DATASET ENTRIES ->
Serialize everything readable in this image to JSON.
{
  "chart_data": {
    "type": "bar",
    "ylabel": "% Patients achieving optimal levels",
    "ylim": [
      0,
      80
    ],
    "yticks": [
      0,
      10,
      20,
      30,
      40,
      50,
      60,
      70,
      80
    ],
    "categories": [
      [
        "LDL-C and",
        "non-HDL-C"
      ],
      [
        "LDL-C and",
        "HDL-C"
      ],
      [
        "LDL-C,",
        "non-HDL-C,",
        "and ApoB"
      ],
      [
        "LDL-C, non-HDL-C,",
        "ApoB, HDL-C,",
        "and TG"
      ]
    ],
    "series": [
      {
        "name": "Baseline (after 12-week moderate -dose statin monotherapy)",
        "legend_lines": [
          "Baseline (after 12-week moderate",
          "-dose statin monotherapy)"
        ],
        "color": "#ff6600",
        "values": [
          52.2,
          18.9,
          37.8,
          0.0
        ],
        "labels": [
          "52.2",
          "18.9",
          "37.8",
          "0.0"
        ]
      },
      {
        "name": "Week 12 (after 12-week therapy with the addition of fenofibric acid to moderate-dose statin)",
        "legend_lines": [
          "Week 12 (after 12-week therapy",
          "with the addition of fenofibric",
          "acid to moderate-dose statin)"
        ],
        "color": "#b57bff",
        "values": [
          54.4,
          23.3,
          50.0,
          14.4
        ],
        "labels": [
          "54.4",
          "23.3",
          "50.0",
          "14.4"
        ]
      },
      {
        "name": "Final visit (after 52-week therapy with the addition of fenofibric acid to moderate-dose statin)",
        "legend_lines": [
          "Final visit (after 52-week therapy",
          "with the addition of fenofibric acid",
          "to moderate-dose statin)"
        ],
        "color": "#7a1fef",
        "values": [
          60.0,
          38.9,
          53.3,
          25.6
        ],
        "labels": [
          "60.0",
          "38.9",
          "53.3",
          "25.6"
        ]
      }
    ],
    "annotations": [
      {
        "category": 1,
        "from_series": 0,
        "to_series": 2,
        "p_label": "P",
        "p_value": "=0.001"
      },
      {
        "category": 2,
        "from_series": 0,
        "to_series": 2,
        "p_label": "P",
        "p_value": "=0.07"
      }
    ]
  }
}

GOAL OF THE EXERCISE -> Please copy the data in full, character for character.

ANSWER SPACE ->
Serialize everything readable in this image to JSON.
{
  "chart_data": {
    "type": "bar",
    "ylabel": "% Patients achieving optimal levels",
    "ylim": [
      0,
      80
    ],
    "yticks": [
      0,
      10,
      20,
      30,
      40,
      50,
      60,
      70,
      80
    ],
    "categories": [
      [
        "LDL-C and",
        "non-HDL-C"
      ],
      [
        "LDL-C and",
        "HDL-C"
      ],
      [
        "LDL-C,",
        "non-HDL-C,",
        "and ApoB"
      ],
      [
        "LDL-C, non-HDL-C,",
        "ApoB, HDL-C,",
        "and TG"
      ]
    ],
    "series": [
      {
        "name": "Baseline (after 12-week moderate -dose statin monotherapy)",
        "legend_lines": [
          "Baseline (after 12-week moderate",
          "-dose statin monotherapy)"
        ],
        "color": "#ff6600",
        "values": [
          52.2,
          18.9,
          37.8,
          0.0
        ],
        "labels": [
          "52.2",
          "18.9",
          "37.8",
          "0.0"
        ]
      },
      {
        "name": "Week 12 (after 12-week therapy with the addition of fenofibric acid to moderate-dose statin)",
        "legend_lines": [
          "Week 12 (after 12-week therapy",
          "with the addition of fenofibric",
          "acid to moderate-dose statin)"
        ],
        "color": "#b57bff",
        "values": [
          54.4,
          23.3,
          50.0,
          14.4
        ],
        "labels": [
          "54.4",
          "23.3",
          "50.0",
          "14.4"
        ]
      },
      {
        "name": "Final visit (after 52-week therapy with the addition of fenofibric acid to moderate-dose statin)",
        "legend_lines": [
          "Final visit (after 52-week therapy",
          "with the addition of fenofibric acid",
          "to moderate-dose statin)"
        ],
        "color": "#7a1fef",
        "values": [
          60.0,
          38.9,
          53.3,
          25.6
        ],
        "labels": [
          "60.0",
          "38.9",
          "53.3",
          "25.6"
        ]
      }
    ],
    "annotations": [
      {
        "category": 1,
        "from_series": 0,
        "to_series": 2,
        "p_label": "P",
        "p_value": "=0.001"
      },
      {
        "category": 2,
        "from_series": 0,
        "to_series": 2,
        "p_label": "P",
        "p_value": "=0.07"
      }
    ]
  }
}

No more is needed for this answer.